-- Start of DATA FOR THIS TASK --

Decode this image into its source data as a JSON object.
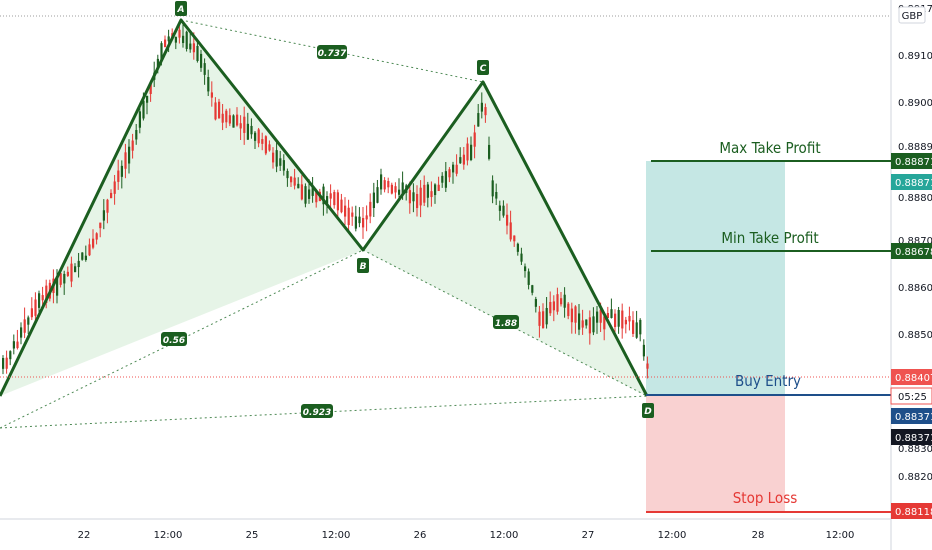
{
  "chart_data": {
    "type": "candlestick",
    "currency": "GBP",
    "y_ticks": [
      0.891,
      0.89,
      0.8889,
      0.888,
      0.887,
      0.886,
      0.885,
      0.883,
      0.882
    ],
    "y_tick_labels": [
      "0.89100",
      "0.89000",
      "0.88890",
      "0.88800",
      "0.88700",
      "0.88600",
      "0.88500",
      "0.88300",
      "0.88200"
    ],
    "x_ticks": [
      "22",
      "12:00",
      "25",
      "12:00",
      "26",
      "12:00",
      "27",
      "12:00",
      "28",
      "12:00"
    ],
    "pattern": {
      "points": [
        {
          "name": "A",
          "price": 0.8917
        },
        {
          "name": "B",
          "price": 0.8869
        },
        {
          "name": "C",
          "price": 0.89045
        },
        {
          "name": "D",
          "price": 0.88371
        }
      ],
      "ratios": [
        {
          "label": "0.737"
        },
        {
          "label": "0.56"
        },
        {
          "label": "1.88"
        },
        {
          "label": "0.923"
        }
      ]
    },
    "levels": [
      {
        "label": "Max Take Profit",
        "price": 0.88871,
        "tag": "0.88871"
      },
      {
        "label": "Min Take Profit",
        "price": 0.88678,
        "tag": "0.88678"
      },
      {
        "label": "Buy Entry",
        "price": 0.88371,
        "tag": "0.88371"
      },
      {
        "label": "Stop Loss",
        "price": 0.88118,
        "tag": "0.88118"
      }
    ],
    "price_tags": [
      {
        "value": "0.88871",
        "color": "#26a69a"
      },
      {
        "value": "0.88407",
        "color": "#ef5350"
      },
      {
        "value": "05:25",
        "color": "#ffffff"
      },
      {
        "value": "0.88371",
        "color": "#1e4f8a"
      },
      {
        "value": "0.88371",
        "color": "#131722"
      }
    ],
    "top_axis_partial": "0.89170",
    "colors": {
      "pattern": "#1b5e20",
      "up": "#1b5e20",
      "down": "#e53935",
      "target_zone": "#b2dfdb",
      "stop_zone": "#f8c9c9"
    }
  }
}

-- End of DATA FOR THIS TASK --

Omit every picture while copying the listing above exactly.

__RESULT OF THIS EXERCISE__.
Decode this image into its source data as a JSON object.
{
  "chart_data": {
    "type": "candlestick",
    "currency": "GBP",
    "y_ticks": [
      0.891,
      0.89,
      0.8889,
      0.888,
      0.887,
      0.886,
      0.885,
      0.883,
      0.882
    ],
    "y_tick_labels": [
      "0.89100",
      "0.89000",
      "0.88890",
      "0.88800",
      "0.88700",
      "0.88600",
      "0.88500",
      "0.88300",
      "0.88200"
    ],
    "x_ticks": [
      "22",
      "12:00",
      "25",
      "12:00",
      "26",
      "12:00",
      "27",
      "12:00",
      "28",
      "12:00"
    ],
    "pattern": {
      "points": [
        {
          "name": "A",
          "price": 0.8917
        },
        {
          "name": "B",
          "price": 0.8869
        },
        {
          "name": "C",
          "price": 0.89045
        },
        {
          "name": "D",
          "price": 0.88371
        }
      ],
      "ratios": [
        {
          "label": "0.737"
        },
        {
          "label": "0.56"
        },
        {
          "label": "1.88"
        },
        {
          "label": "0.923"
        }
      ]
    },
    "levels": [
      {
        "label": "Max Take Profit",
        "price": 0.88871,
        "tag": "0.88871"
      },
      {
        "label": "Min Take Profit",
        "price": 0.88678,
        "tag": "0.88678"
      },
      {
        "label": "Buy Entry",
        "price": 0.88371,
        "tag": "0.88371"
      },
      {
        "label": "Stop Loss",
        "price": 0.88118,
        "tag": "0.88118"
      }
    ],
    "price_tags": [
      {
        "value": "0.88871",
        "color": "#26a69a"
      },
      {
        "value": "0.88407",
        "color": "#ef5350"
      },
      {
        "value": "05:25",
        "color": "#ffffff"
      },
      {
        "value": "0.88371",
        "color": "#1e4f8a"
      },
      {
        "value": "0.88371",
        "color": "#131722"
      }
    ],
    "top_axis_partial": "0.89170",
    "colors": {
      "pattern": "#1b5e20",
      "up": "#1b5e20",
      "down": "#e53935",
      "target_zone": "#b2dfdb",
      "stop_zone": "#f8c9c9"
    }
  }
}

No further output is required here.